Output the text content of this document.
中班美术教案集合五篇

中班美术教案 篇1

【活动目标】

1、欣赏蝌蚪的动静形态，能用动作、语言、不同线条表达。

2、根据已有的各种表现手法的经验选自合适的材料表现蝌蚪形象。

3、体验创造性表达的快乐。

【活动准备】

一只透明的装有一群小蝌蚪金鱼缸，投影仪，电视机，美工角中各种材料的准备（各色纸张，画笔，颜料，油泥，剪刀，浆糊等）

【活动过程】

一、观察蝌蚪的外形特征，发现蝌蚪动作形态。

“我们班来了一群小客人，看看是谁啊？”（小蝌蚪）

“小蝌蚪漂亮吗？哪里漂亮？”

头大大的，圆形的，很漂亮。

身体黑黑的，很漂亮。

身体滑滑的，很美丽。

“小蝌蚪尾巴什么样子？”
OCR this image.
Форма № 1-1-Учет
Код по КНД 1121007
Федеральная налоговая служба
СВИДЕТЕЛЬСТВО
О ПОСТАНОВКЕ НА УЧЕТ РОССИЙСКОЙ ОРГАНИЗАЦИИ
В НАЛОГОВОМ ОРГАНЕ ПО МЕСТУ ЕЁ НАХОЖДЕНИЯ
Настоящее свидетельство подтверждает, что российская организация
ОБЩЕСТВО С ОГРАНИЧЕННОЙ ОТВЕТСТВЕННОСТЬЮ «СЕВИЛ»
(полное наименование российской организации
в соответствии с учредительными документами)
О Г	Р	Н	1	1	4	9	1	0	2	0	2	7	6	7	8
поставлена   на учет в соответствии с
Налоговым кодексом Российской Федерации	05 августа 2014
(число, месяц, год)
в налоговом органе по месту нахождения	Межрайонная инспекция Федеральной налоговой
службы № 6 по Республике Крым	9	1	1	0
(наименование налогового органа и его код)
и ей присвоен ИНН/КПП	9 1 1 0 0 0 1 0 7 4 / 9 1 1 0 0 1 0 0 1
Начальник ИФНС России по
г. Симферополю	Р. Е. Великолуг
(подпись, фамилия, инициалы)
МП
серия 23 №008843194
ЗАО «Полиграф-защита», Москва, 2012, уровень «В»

**Task to carry out:** Here, the records must be output exactly and in full.

**The reply:**
Output the text content of this document.
中班美术教案集合五篇

中班美术教案 篇1

【活动目标】

1、欣赏蝌蚪的动静形态，能用动作、语言、不同线条表达。

2、根据已有的各种表现手法的经验选自合适的材料表现蝌蚪形象。

3、体验创造性表达的快乐。

【活动准备】

一只透明的装有一群小蝌蚪金鱼缸，投影仪，电视机，美工角中各种材料的准备（各色纸张，画笔，颜料，油泥，剪刀，浆糊等）

【活动过程】

一、观察蝌蚪的外形特征，发现蝌蚪动作形态。

“我们班来了一群小客人，看看是谁啊？”（小蝌蚪）

“小蝌蚪漂亮吗？哪里漂亮？”

头大大的，圆形的，很漂亮。

身体黑黑的，很漂亮。

身体滑滑的，很美丽。

“小蝌蚪尾巴什么样子？”
OCR this image.
Форма № 1-1-Учет
Код по КНД 1121007
Федеральная налоговая служба
СВИДЕТЕЛЬСТВО
О ПОСТАНОВКЕ НА УЧЕТ РОССИЙСКОЙ ОРГАНИЗАЦИИ
В НАЛОГОВОМ ОРГАНЕ ПО МЕСТУ ЕЁ НАХОЖДЕНИЯ
Настоящее свидетельство подтверждает, что российская организация
ОБЩЕСТВО С ОГРАНИЧЕННОЙ ОТВЕТСТВЕННОСТЬЮ «СЕВИЛ»
(полное наименование российской организации
в соответствии с учредительными документами)
О Г	Р	Н	1	1	4	9	1	0	2	0	2	7	6	7	8
поставлена   на учет в соответствии с
Налоговым кодексом Российской Федерации	05 августа 2014
(число, месяц, год)
в налоговом органе по месту нахождения	Межрайонная инспекция Федеральной налоговой
службы № 6 по Республике Крым	9	1	1	0
(наименование налогового органа и его код)
и ей присвоен ИНН/КПП	9 1 1 0 0 0 1 0 7 4 / 9 1 1 0 0 1 0 0 1
Начальник ИФНС России по
г. Симферополю	Р. Е. Великолуг
(подпись, фамилия, инициалы)
МП
серия 23 №008843194
ЗАО «Полиграф-защита», Москва, 2012, уровень «В»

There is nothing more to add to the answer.